**Data supplied**
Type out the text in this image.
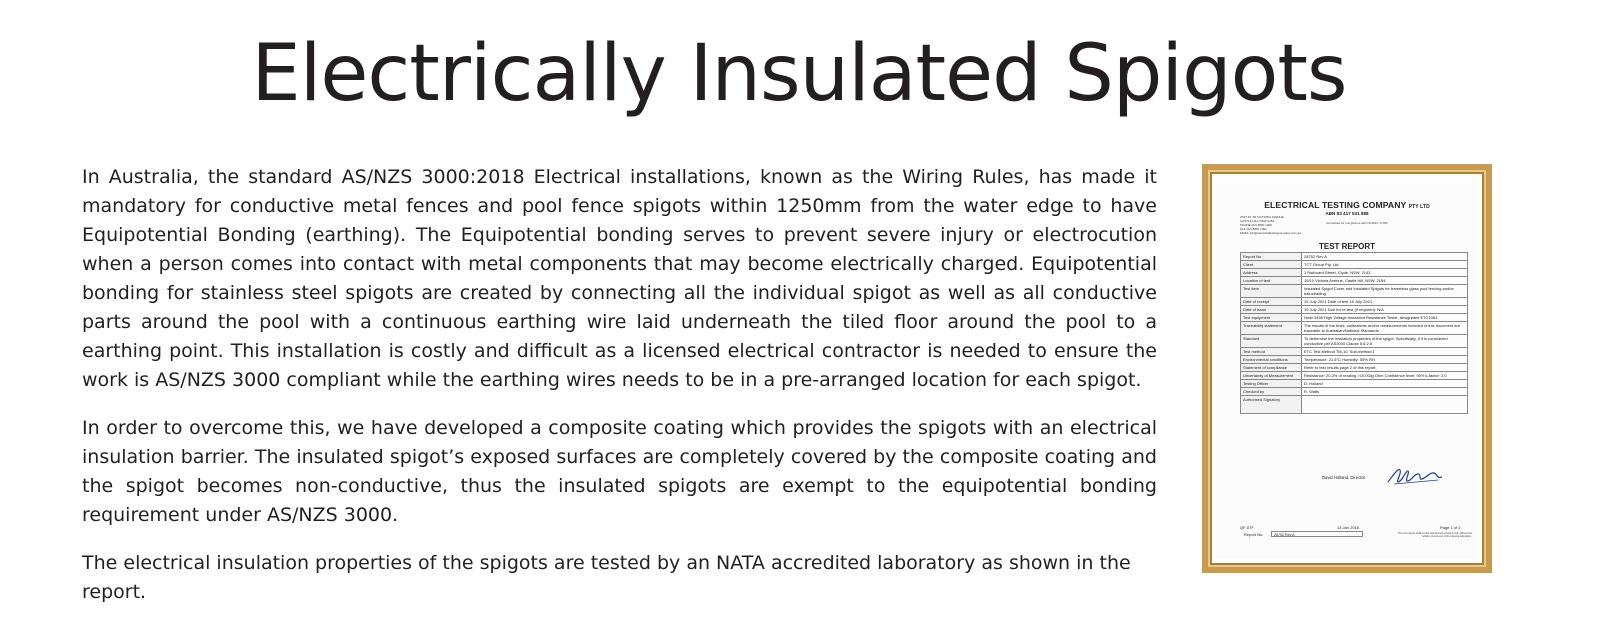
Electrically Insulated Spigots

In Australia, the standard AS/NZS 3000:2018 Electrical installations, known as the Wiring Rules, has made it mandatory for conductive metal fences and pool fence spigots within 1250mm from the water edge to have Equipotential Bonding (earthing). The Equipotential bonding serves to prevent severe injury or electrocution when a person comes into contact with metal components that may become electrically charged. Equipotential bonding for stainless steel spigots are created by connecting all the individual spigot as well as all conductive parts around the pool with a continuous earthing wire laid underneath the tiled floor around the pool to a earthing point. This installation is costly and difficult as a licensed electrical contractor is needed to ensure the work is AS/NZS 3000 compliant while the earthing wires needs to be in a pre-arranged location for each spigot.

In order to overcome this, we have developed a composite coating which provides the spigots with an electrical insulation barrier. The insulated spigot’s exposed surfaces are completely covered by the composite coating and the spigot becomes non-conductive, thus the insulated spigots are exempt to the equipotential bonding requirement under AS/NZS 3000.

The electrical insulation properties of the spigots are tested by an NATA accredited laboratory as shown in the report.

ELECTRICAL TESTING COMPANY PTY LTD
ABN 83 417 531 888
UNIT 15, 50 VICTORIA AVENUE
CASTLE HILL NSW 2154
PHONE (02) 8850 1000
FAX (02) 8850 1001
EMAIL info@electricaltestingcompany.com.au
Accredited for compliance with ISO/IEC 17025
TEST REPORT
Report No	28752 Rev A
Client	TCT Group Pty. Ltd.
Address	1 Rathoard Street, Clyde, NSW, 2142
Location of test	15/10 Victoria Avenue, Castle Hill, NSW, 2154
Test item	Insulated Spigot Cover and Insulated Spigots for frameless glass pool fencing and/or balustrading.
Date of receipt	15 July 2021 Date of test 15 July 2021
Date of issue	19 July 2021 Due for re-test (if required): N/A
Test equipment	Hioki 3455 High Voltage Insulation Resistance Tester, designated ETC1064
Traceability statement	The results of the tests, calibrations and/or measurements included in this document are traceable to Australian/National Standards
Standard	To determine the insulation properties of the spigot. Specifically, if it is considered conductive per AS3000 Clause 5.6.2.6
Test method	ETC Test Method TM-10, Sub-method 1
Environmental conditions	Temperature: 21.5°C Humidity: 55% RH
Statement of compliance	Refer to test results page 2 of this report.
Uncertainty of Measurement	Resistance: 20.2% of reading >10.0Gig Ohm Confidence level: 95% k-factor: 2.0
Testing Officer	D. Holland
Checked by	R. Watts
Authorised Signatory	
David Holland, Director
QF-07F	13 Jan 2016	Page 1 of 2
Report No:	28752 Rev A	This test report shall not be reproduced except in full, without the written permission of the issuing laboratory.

---

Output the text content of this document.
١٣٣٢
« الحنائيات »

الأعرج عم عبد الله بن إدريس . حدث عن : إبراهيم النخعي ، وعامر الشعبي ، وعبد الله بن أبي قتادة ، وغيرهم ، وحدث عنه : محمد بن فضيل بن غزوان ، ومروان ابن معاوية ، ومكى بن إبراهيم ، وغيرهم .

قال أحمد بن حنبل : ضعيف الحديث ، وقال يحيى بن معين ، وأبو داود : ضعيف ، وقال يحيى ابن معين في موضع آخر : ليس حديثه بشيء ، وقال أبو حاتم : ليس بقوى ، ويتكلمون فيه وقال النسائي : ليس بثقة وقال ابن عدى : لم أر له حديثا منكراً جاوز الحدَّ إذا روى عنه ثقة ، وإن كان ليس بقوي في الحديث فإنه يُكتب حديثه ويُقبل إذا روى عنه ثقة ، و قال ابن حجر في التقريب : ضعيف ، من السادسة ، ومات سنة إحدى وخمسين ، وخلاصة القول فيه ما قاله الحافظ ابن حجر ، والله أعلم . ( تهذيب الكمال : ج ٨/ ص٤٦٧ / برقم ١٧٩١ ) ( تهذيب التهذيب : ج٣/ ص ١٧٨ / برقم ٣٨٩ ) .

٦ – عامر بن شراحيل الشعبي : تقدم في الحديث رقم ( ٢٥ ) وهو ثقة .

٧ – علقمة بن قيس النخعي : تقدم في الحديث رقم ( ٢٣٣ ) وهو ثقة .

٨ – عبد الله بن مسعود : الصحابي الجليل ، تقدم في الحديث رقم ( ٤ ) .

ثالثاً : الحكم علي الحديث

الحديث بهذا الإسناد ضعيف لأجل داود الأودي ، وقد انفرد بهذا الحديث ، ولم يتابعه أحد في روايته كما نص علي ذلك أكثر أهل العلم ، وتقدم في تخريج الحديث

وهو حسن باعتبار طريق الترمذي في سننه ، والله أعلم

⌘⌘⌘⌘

**Stated problem**
Extract from the material all lines containing the string "ضعيف".

**Answer to this exercise**
قال أحمد بن حنبل : ضعيف الحديث ، وقال يحيى بن معين ، وأبو داود : ضعيف ، وقال يحيى ابن معين في موضع آخر : ليس حديثه بشيء ، وقال أبو حاتم : ليس بقوى ، ويتكلمون فيه وقال النسائي : ليس بثقة وقال ابن عدى : لم أر له حديثا منكراً جاوز الحدَّ إذا روى عنه ثقة ، وإن كان ليس بقوي في الحديث فإنه يُكتب حديثه ويُقبل إذا روى عنه ثقة ، و قال ابن حجر في التقريب : ضعيف ، من السادسة ، ومات سنة إحدى وخمسين ، وخلاصة القول فيه ما قاله الحافظ ابن حجر ، والله أعلم . ( تهذيب الكمال : ج ٨/ ص٤٦٧ / برقم ١٧٩١ ) ( تهذيب التهذيب : ج٣/ ص ١٧٨ / برقم ٣٨٩ ) .
الحديث بهذا الإسناد ضعيف لأجل داود الأودي ، وقد انفرد بهذا الحديث ، ولم يتابعه أحد في روايته كما نص علي ذلك أكثر أهل العلم ، وتقدم في تخريج الحديث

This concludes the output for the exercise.